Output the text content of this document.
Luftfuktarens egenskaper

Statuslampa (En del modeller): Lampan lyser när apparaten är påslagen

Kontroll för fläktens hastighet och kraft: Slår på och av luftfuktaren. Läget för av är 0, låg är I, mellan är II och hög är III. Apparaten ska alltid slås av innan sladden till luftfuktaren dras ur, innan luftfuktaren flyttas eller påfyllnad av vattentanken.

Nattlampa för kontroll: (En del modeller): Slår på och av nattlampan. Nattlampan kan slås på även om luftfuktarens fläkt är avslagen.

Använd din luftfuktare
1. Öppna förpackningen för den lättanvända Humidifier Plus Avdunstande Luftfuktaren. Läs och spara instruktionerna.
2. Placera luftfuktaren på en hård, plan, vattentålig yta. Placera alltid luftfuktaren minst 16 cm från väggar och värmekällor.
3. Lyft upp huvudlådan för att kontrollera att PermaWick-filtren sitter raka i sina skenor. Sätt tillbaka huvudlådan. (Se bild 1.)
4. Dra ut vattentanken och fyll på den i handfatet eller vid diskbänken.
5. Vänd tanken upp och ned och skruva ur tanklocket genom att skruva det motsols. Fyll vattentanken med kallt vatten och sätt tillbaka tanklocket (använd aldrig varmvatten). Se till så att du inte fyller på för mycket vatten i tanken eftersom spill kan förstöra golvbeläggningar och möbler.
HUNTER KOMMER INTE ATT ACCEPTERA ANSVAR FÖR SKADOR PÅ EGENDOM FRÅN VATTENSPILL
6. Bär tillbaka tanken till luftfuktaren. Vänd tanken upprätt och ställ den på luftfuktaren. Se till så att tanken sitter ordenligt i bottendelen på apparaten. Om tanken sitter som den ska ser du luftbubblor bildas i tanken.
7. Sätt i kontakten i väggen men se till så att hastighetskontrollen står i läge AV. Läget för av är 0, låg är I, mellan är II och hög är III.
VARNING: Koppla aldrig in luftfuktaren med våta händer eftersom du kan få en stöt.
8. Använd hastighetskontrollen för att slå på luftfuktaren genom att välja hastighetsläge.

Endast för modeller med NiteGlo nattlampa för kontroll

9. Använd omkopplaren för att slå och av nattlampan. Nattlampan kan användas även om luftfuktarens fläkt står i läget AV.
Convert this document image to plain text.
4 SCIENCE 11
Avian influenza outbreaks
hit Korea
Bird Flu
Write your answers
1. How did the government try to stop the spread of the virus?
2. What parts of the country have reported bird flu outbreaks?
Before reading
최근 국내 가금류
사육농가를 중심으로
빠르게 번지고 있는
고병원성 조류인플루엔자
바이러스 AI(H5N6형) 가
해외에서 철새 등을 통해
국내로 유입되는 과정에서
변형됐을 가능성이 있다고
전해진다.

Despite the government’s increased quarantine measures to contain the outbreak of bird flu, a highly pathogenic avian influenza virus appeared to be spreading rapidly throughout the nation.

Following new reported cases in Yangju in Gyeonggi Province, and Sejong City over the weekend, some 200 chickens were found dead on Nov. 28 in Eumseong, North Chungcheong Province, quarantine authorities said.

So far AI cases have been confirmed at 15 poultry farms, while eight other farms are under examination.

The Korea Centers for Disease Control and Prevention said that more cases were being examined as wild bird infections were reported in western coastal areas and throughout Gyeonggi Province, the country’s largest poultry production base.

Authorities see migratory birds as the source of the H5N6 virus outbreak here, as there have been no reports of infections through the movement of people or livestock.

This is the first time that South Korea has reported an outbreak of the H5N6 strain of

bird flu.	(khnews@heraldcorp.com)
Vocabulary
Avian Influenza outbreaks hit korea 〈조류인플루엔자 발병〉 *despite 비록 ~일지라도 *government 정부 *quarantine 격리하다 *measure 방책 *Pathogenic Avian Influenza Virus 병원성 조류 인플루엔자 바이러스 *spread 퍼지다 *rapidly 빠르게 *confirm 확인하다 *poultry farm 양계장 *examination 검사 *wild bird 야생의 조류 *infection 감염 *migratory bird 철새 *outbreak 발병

★ ★ ★ ★ ★ ★ ★

Please output the complete data exactly.

Output the text content of this document.
Luftfuktarens egenskaper

Statuslampa (En del modeller): Lampan lyser när apparaten är påslagen

Kontroll för fläktens hastighet och kraft: Slår på och av luftfuktaren. Läget för av är 0, låg är I, mellan är II och hög är III. Apparaten ska alltid slås av innan sladden till luftfuktaren dras ur, innan luftfuktaren flyttas eller påfyllnad av vattentanken.

Nattlampa för kontroll: (En del modeller): Slår på och av nattlampan. Nattlampan kan slås på även om luftfuktarens fläkt är avslagen.

Använd din luftfuktare
1. Öppna förpackningen för den lättanvända Humidifier Plus Avdunstande Luftfuktaren. Läs och spara instruktionerna.
2. Placera luftfuktaren på en hård, plan, vattentålig yta. Placera alltid luftfuktaren minst 16 cm från väggar och värmekällor.
3. Lyft upp huvudlådan för att kontrollera att PermaWick-filtren sitter raka i sina skenor. Sätt tillbaka huvudlådan. (Se bild 1.)
4. Dra ut vattentanken och fyll på den i handfatet eller vid diskbänken.
5. Vänd tanken upp och ned och skruva ur tanklocket genom att skruva det motsols. Fyll vattentanken med kallt vatten och sätt tillbaka tanklocket (använd aldrig varmvatten). Se till så att du inte fyller på för mycket vatten i tanken eftersom spill kan förstöra golvbeläggningar och möbler.
HUNTER KOMMER INTE ATT ACCEPTERA ANSVAR FÖR SKADOR PÅ EGENDOM FRÅN VATTENSPILL
6. Bär tillbaka tanken till luftfuktaren. Vänd tanken upprätt och ställ den på luftfuktaren. Se till så att tanken sitter ordenligt i bottendelen på apparaten. Om tanken sitter som den ska ser du luftbubblor bildas i tanken.
7. Sätt i kontakten i väggen men se till så att hastighetskontrollen står i läge AV. Läget för av är 0, låg är I, mellan är II och hög är III.
VARNING: Koppla aldrig in luftfuktaren med våta händer eftersom du kan få en stöt.
8. Använd hastighetskontrollen för att slå på luftfuktaren genom att välja hastighetsläge.

Endast för modeller med NiteGlo nattlampa för kontroll

9. Använd omkopplaren för att slå och av nattlampan. Nattlampan kan användas även om luftfuktarens fläkt står i läget AV.
Convert this document image to plain text.
4 SCIENCE 11
Avian influenza outbreaks
hit Korea
Bird Flu
Write your answers
1. How did the government try to stop the spread of the virus?
2. What parts of the country have reported bird flu outbreaks?
Before reading
최근 국내 가금류
사육농가를 중심으로
빠르게 번지고 있는
고병원성 조류인플루엔자
바이러스 AI(H5N6형) 가
해외에서 철새 등을 통해
국내로 유입되는 과정에서
변형됐을 가능성이 있다고
전해진다.

Despite the government’s increased quarantine measures to contain the outbreak of bird flu, a highly pathogenic avian influenza virus appeared to be spreading rapidly throughout the nation.

Following new reported cases in Yangju in Gyeonggi Province, and Sejong City over the weekend, some 200 chickens were found dead on Nov. 28 in Eumseong, North Chungcheong Province, quarantine authorities said.

So far AI cases have been confirmed at 15 poultry farms, while eight other farms are under examination.

The Korea Centers for Disease Control and Prevention said that more cases were being examined as wild bird infections were reported in western coastal areas and throughout Gyeonggi Province, the country’s largest poultry production base.

Authorities see migratory birds as the source of the H5N6 virus outbreak here, as there have been no reports of infections through the movement of people or livestock.

This is the first time that South Korea has reported an outbreak of the H5N6 strain of

bird flu.	(khnews@heraldcorp.com)
Vocabulary
Avian Influenza outbreaks hit korea 〈조류인플루엔자 발병〉 *despite 비록 ~일지라도 *government 정부 *quarantine 격리하다 *measure 방책 *Pathogenic Avian Influenza Virus 병원성 조류 인플루엔자 바이러스 *spread 퍼지다 *rapidly 빠르게 *confirm 확인하다 *poultry farm 양계장 *examination 검사 *wild bird 야생의 조류 *infection 감염 *migratory bird 철새 *outbreak 발병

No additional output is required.